Dataset items
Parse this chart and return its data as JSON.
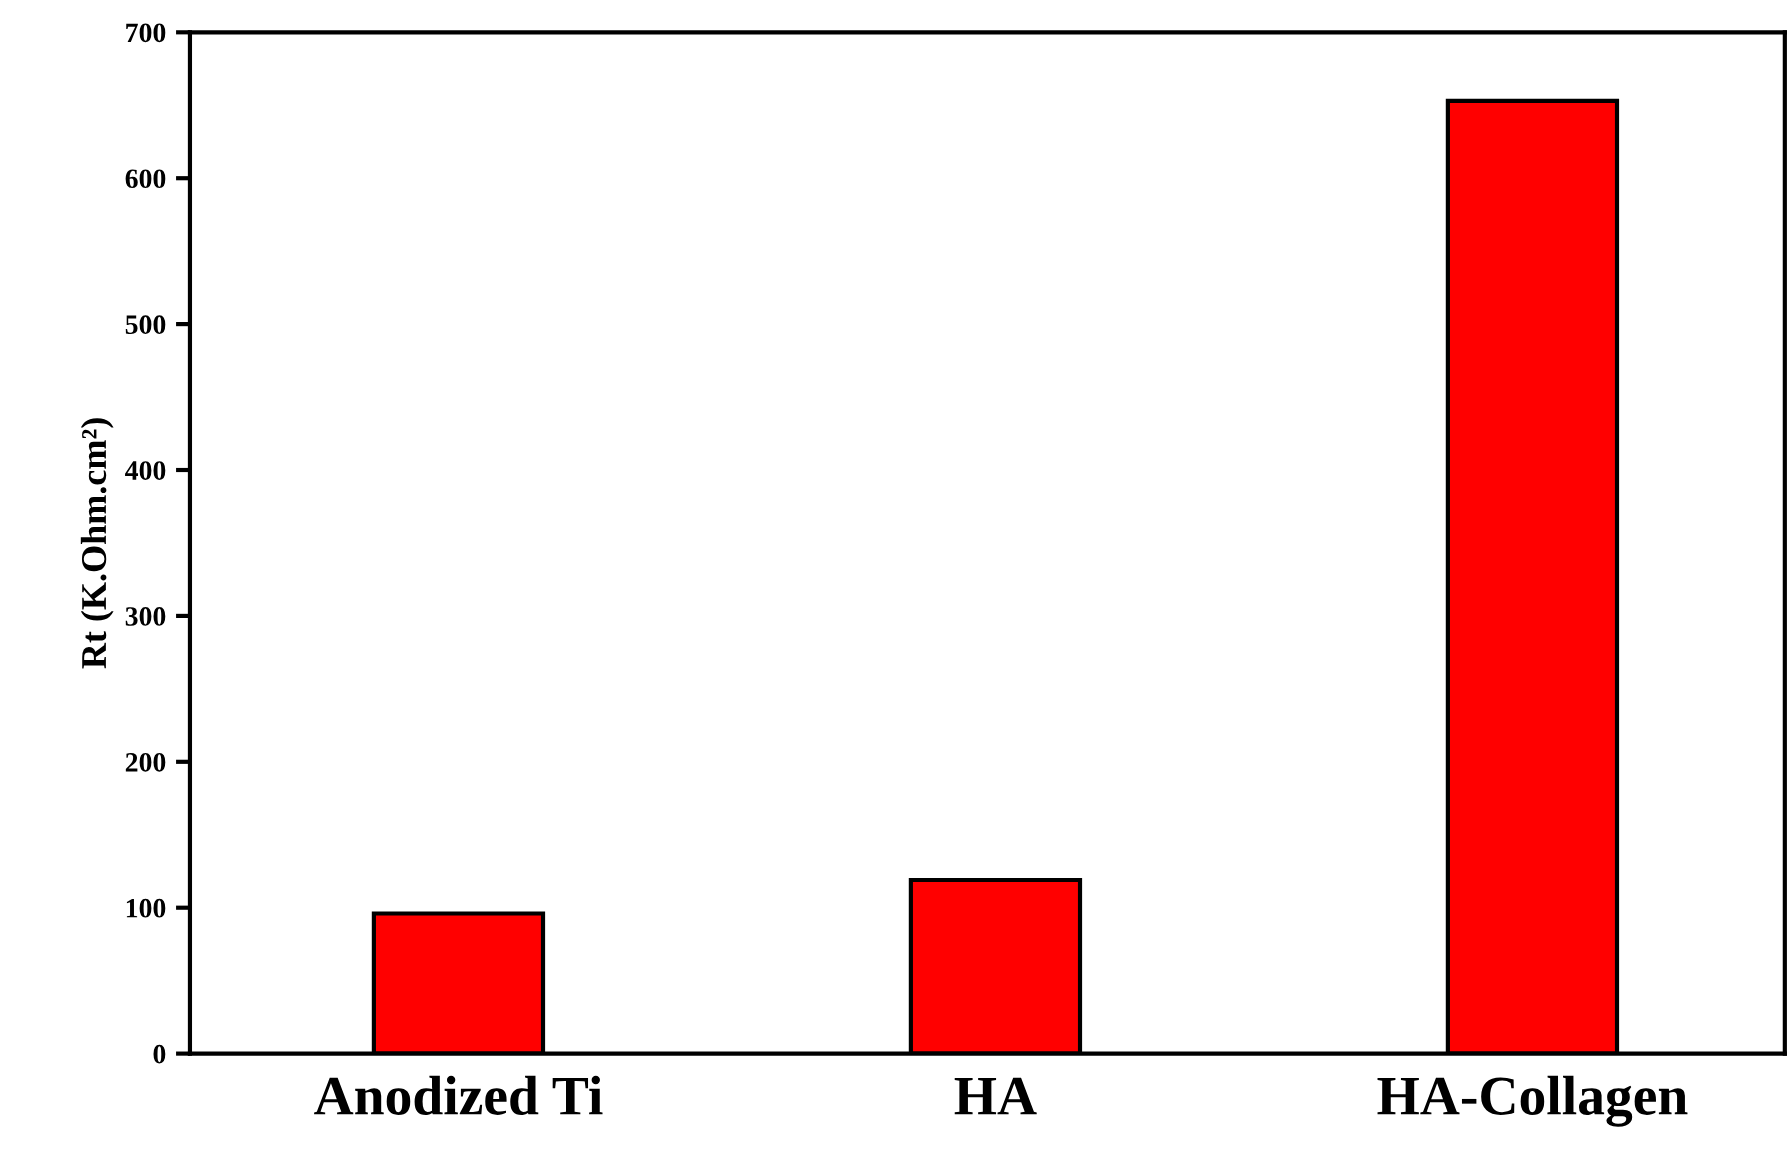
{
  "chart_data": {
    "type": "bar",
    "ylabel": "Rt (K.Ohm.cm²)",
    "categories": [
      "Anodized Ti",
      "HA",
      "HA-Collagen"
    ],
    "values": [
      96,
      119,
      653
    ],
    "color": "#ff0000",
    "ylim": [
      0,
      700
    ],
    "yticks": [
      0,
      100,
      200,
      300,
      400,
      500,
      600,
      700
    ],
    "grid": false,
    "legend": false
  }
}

REQUIREMENT: With the pictures left out, transcribe the material exactly.

WRITTEN RESPONSE:
Parse this chart and return its data as JSON.
{
  "chart_data": {
    "type": "bar",
    "ylabel": "Rt (K.Ohm.cm²)",
    "categories": [
      "Anodized Ti",
      "HA",
      "HA-Collagen"
    ],
    "values": [
      96,
      119,
      653
    ],
    "color": "#ff0000",
    "ylim": [
      0,
      700
    ],
    "yticks": [
      0,
      100,
      200,
      300,
      400,
      500,
      600,
      700
    ],
    "grid": false,
    "legend": false
  }
}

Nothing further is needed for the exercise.